What you will do:
Will you write out all the entries below exactly?

Provided records:
-=-=-
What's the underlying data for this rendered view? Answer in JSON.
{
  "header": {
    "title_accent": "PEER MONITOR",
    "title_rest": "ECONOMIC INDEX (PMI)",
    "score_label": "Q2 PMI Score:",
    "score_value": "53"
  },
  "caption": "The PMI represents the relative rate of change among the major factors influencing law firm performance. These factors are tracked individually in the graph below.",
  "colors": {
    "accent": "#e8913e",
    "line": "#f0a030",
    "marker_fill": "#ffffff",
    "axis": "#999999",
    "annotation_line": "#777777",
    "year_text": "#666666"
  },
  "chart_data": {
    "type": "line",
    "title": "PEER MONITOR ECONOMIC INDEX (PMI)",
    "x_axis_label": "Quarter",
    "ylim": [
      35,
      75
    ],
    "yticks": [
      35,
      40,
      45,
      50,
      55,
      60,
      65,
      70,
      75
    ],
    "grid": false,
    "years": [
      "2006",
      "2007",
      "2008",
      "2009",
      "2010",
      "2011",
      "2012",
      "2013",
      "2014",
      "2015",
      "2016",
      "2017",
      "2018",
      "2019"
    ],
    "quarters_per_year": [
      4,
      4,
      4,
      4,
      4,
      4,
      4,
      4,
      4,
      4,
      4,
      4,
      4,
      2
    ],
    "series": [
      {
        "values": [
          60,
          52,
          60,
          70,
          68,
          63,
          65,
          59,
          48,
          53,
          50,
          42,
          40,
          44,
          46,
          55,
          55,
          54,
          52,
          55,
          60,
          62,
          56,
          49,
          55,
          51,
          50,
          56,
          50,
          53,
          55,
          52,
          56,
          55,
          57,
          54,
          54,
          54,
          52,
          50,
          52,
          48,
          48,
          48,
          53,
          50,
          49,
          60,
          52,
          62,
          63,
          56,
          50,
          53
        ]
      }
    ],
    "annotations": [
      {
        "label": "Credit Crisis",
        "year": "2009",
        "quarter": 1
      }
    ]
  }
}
-=-=-
Written answer:
What's the underlying data for this rendered view? Answer in JSON.
{
  "header": {
    "title_accent": "PEER MONITOR",
    "title_rest": "ECONOMIC INDEX (PMI)",
    "score_label": "Q2 PMI Score:",
    "score_value": "53"
  },
  "caption": "The PMI represents the relative rate of change among the major factors influencing law firm performance. These factors are tracked individually in the graph below.",
  "colors": {
    "accent": "#e8913e",
    "line": "#f0a030",
    "marker_fill": "#ffffff",
    "axis": "#999999",
    "annotation_line": "#777777",
    "year_text": "#666666"
  },
  "chart_data": {
    "type": "line",
    "title": "PEER MONITOR ECONOMIC INDEX (PMI)",
    "x_axis_label": "Quarter",
    "ylim": [
      35,
      75
    ],
    "yticks": [
      35,
      40,
      45,
      50,
      55,
      60,
      65,
      70,
      75
    ],
    "grid": false,
    "years": [
      "2006",
      "2007",
      "2008",
      "2009",
      "2010",
      "2011",
      "2012",
      "2013",
      "2014",
      "2015",
      "2016",
      "2017",
      "2018",
      "2019"
    ],
    "quarters_per_year": [
      4,
      4,
      4,
      4,
      4,
      4,
      4,
      4,
      4,
      4,
      4,
      4,
      4,
      2
    ],
    "series": [
      {
        "values": [
          60,
          52,
          60,
          70,
          68,
          63,
          65,
          59,
          48,
          53,
          50,
          42,
          40,
          44,
          46,
          55,
          55,
          54,
          52,
          55,
          60,
          62,
          56,
          49,
          55,
          51,
          50,
          56,
          50,
          53,
          55,
          52,
          56,
          55,
          57,
          54,
          54,
          54,
          52,
          50,
          52,
          48,
          48,
          48,
          53,
          50,
          49,
          60,
          52,
          62,
          63,
          56,
          50,
          53
        ]
      }
    ],
    "annotations": [
      {
        "label": "Credit Crisis",
        "year": "2009",
        "quarter": 1
      }
    ]
  }
}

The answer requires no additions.